=== A block of data ===
********************
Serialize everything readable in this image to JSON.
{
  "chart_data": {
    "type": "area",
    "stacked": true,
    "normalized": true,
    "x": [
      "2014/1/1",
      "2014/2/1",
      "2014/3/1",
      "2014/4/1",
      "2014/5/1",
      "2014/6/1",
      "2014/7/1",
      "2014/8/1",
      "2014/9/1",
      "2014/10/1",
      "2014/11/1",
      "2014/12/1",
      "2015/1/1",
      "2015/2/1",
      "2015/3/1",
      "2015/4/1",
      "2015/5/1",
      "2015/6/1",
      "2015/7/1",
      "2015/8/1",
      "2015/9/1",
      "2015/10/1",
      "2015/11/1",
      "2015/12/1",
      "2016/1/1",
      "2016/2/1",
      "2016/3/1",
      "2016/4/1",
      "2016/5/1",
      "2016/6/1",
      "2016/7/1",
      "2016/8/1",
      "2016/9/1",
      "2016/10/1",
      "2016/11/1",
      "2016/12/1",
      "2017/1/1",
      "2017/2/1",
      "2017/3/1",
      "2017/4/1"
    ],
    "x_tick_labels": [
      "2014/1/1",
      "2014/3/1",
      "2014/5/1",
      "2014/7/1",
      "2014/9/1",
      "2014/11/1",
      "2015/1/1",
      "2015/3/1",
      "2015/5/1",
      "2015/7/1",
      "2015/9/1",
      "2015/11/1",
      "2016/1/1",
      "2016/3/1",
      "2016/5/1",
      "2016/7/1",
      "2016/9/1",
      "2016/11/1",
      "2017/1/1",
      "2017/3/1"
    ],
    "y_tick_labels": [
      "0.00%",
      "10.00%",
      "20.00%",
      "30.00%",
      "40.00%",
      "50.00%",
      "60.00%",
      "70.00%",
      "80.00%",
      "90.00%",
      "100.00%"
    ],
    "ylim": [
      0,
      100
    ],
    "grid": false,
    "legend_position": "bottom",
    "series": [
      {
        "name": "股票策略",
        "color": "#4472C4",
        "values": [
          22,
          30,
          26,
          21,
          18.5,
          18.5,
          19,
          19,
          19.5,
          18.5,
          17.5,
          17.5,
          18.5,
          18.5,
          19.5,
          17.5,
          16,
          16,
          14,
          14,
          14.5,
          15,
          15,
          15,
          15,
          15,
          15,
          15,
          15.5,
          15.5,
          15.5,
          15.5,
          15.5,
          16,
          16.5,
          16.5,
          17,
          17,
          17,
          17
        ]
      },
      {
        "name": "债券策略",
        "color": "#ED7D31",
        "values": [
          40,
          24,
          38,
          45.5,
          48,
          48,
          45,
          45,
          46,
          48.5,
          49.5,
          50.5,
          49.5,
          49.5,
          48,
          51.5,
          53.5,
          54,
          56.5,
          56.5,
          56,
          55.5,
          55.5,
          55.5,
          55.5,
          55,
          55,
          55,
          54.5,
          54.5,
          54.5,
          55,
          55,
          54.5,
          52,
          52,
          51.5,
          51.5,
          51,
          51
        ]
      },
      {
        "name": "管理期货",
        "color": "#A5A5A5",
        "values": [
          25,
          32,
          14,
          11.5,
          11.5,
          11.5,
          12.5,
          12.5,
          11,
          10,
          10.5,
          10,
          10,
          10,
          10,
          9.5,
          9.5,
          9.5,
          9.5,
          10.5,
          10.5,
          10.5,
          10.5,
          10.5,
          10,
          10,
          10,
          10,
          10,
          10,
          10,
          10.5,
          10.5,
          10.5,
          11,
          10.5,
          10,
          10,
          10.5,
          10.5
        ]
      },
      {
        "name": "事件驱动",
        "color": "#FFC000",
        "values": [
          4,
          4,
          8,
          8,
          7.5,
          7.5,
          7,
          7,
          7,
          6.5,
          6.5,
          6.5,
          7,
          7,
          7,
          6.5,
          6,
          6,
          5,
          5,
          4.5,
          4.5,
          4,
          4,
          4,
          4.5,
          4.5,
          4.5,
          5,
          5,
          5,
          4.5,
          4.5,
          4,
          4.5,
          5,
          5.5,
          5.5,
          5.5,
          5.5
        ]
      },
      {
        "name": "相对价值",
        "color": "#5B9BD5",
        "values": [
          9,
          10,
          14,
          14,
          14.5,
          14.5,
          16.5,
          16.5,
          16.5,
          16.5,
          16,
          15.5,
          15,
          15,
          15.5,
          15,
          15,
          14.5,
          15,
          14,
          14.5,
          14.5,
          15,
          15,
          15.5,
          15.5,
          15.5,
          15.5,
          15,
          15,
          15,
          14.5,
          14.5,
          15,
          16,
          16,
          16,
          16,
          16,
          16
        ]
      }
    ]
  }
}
********************
=== What is required ===
Show the lines that mention the word "name".

=== Result of this task ===
        "name": "股票策略",
        "name": "债券策略",
        "name": "管理期货",
        "name": "事件驱动",
        "name": "相对价值",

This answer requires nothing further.